Supplied passage
= = = = =

Thursday, December 02, 2010

Showcase #73: The Creeper Becomes DC's Question

The Hawk and the Dove were only one of the two new projects that Steve Ditko brought to DC in 1968; the other was Beware the Creeper. But in a lot of ways, the Creeper is simply Ditko's Charlton hero, The Question. Consider:

Both Jack Ryder and Vic Sage are both TV talk show hosts who don't care if they offend one of their sponsors:

Both gain their powers from a "professor":

Both are capable of changing identities in a flash:

And both are subjected to the attentions of a gal they cannot stand:

Of the two, I'd say the Question is more interesting, as his character is even more uncompromising than the Creeper, and more of an exemplar of Ayn Rand's philosophy of Objectivism. Ditko was allowed to script his Charlton tales, while at DC his scripters included Don Segall (in the Showcase debut) and Denny O'Neill (in the ongoing series).

= = = = =

Exercise description
Copy out the stretch of the Creeper post from "Both Jack Ryder" through "the ongoing series).", renaming "Charlton" to "Charlton Comics" wherever it occurs.

Data section
= = = = =

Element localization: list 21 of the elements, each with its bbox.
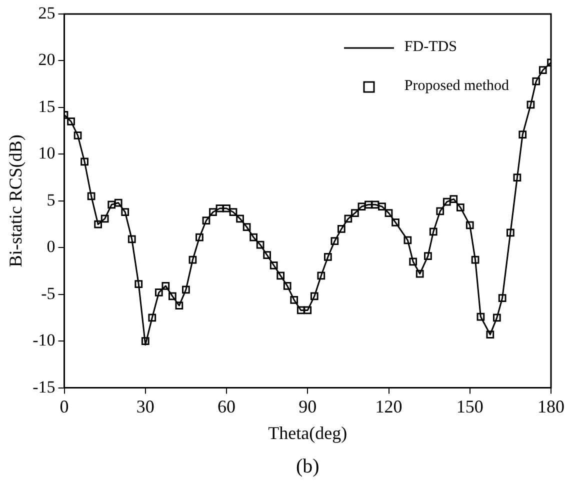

= = = = =

Result
Both Jack Ryder and Vic Sage are both TV talk show hosts who don't care if they offend one of their sponsors:

Both gain their powers from a "professor":

Both are capable of changing identities in a flash:

And both are subjected to the attentions of a gal they cannot stand:

Of the two, I'd say the Question is more interesting, as his character is even more uncompromising than the Creeper, and more of an exemplar of Ayn Rand's philosophy of Objectivism. Ditko was allowed to script his Charlton Comics tales, while at DC his scripters included Don Segall (in the Showcase debut) and Denny O'Neill (in the ongoing series).